▸ **Challenge**
Search the data below for the string "Preto". Extract every line that contains it.

Structured figure records
**********

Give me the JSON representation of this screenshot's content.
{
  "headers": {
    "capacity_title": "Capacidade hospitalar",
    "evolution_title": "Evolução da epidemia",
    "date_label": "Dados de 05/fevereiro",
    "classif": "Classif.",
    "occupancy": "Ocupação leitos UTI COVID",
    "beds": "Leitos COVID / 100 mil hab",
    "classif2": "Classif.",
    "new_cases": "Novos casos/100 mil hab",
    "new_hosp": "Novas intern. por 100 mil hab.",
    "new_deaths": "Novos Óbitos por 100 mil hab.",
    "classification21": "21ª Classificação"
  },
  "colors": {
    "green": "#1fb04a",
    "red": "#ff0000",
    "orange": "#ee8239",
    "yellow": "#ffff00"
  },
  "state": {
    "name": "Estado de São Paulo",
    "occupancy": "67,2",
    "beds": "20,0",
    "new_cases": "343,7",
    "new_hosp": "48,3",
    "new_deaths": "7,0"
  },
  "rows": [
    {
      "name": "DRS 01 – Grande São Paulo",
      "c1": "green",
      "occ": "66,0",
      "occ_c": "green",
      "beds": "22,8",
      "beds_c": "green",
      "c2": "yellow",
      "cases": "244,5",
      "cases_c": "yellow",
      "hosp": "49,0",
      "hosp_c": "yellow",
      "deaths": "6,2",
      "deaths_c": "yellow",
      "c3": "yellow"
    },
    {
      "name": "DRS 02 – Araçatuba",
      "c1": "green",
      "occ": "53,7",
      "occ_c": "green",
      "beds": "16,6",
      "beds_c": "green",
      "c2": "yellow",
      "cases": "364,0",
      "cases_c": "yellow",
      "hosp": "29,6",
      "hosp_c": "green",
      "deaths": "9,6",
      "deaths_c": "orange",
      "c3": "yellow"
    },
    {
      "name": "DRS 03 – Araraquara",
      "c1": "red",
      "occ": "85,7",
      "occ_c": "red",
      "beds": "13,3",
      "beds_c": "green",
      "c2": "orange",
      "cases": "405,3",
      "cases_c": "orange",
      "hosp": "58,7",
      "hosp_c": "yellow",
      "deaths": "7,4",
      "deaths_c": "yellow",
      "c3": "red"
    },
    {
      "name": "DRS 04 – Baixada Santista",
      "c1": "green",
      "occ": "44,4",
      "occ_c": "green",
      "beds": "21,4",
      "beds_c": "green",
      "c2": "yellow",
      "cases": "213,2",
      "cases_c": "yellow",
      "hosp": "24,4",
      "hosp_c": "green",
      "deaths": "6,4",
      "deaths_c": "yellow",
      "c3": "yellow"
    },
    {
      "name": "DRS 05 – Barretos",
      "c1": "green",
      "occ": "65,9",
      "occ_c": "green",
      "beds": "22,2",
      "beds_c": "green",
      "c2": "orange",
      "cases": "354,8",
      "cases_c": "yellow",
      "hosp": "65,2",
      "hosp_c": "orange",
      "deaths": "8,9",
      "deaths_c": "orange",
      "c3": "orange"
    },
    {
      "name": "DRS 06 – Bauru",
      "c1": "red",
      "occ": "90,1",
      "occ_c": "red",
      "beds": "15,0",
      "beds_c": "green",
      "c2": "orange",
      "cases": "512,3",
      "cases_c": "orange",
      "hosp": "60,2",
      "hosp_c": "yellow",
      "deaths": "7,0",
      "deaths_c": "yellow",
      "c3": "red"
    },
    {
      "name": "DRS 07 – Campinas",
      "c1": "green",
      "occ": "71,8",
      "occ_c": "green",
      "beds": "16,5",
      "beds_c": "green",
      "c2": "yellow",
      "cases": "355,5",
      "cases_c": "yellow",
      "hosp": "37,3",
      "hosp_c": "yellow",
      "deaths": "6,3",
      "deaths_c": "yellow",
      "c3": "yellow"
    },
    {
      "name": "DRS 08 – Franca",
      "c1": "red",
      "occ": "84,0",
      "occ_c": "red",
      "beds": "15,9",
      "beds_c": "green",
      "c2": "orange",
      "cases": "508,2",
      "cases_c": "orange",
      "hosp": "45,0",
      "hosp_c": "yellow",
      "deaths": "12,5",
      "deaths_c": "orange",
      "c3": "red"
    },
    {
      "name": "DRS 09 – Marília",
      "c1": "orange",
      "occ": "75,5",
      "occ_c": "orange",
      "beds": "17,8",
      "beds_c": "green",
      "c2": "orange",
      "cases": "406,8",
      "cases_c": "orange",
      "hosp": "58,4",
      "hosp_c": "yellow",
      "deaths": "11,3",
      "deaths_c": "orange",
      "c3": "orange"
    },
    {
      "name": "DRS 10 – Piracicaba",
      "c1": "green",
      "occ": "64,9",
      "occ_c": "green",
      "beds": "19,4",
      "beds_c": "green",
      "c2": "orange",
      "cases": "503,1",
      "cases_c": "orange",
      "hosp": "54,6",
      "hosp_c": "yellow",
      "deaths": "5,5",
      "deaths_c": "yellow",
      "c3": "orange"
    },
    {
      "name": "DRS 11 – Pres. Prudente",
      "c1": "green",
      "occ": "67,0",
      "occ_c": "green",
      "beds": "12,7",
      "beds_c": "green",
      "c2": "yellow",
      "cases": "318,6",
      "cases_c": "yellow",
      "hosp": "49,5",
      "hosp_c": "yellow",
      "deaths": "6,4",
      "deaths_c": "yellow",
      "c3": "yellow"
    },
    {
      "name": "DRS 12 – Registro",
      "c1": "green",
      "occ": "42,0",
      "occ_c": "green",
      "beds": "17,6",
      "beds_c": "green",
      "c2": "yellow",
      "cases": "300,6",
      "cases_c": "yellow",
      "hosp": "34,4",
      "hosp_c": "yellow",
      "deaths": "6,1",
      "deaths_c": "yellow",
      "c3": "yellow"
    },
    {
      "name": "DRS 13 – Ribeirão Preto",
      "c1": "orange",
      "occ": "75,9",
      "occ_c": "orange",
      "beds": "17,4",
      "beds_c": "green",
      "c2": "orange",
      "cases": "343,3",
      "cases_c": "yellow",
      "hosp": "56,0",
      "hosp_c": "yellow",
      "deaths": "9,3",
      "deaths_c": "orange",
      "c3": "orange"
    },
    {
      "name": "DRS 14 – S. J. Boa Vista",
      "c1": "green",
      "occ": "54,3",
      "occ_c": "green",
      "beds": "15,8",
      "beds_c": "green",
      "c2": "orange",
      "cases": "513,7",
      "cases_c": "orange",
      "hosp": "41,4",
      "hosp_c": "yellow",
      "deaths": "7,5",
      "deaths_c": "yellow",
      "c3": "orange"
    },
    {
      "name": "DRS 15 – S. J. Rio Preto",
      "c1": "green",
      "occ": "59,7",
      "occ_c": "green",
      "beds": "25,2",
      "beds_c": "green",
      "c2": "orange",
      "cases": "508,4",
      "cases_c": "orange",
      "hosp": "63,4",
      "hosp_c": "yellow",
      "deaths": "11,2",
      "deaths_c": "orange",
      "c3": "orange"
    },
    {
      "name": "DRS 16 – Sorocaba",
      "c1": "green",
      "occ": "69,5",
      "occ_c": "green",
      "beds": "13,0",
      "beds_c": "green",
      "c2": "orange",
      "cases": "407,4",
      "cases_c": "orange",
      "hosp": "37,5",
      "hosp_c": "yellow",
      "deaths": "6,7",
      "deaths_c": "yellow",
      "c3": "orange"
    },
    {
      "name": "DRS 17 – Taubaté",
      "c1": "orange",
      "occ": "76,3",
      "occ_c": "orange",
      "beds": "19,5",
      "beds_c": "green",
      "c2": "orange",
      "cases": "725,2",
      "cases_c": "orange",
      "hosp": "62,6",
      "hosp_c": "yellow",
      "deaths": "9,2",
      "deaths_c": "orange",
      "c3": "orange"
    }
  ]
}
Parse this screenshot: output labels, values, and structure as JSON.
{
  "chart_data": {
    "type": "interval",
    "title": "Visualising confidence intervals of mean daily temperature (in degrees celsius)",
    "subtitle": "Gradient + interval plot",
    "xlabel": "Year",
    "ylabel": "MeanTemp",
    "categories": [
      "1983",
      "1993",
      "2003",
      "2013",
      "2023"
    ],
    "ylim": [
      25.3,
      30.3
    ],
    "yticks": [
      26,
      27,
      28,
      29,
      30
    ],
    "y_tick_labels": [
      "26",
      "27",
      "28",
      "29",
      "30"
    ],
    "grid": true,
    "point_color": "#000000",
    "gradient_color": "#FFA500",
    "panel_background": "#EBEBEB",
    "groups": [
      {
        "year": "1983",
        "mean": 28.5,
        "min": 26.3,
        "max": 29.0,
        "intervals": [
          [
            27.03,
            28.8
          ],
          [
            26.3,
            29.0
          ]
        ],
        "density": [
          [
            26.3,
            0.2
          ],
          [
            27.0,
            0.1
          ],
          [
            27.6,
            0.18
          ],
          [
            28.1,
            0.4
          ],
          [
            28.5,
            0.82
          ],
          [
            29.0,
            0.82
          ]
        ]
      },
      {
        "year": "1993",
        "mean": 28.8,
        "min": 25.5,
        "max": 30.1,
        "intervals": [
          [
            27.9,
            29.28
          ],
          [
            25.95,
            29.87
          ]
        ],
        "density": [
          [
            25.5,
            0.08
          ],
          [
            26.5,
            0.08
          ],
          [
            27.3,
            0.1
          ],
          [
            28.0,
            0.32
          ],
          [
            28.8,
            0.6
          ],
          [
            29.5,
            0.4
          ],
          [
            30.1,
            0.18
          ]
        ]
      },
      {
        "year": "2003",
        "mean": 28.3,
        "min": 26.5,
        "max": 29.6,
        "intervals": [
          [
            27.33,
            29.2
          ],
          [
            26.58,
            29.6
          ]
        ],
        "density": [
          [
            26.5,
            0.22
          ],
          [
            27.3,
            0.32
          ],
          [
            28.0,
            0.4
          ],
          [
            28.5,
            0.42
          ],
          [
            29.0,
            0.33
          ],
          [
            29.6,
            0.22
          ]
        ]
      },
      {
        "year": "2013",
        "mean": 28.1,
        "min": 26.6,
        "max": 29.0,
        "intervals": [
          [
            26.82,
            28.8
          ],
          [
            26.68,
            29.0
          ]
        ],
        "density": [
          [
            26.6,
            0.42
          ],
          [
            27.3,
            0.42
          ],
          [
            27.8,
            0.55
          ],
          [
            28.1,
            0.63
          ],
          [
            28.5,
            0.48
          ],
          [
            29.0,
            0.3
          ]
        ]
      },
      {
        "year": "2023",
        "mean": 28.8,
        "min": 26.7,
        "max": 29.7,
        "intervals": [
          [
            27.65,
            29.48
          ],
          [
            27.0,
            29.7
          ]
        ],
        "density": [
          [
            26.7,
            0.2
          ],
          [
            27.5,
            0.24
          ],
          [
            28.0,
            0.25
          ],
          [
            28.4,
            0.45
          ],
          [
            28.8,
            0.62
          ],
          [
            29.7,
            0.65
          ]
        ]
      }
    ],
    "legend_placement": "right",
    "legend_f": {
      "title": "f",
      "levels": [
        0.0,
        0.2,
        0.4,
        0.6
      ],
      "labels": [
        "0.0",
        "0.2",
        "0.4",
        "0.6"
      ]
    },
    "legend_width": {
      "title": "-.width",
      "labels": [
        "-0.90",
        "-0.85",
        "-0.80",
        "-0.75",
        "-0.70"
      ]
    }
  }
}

**********

▸ **Result of the task**
      "name": "DRS 13 – Ribeirão Preto",
      "name": "DRS 15 – S. J. Rio Preto",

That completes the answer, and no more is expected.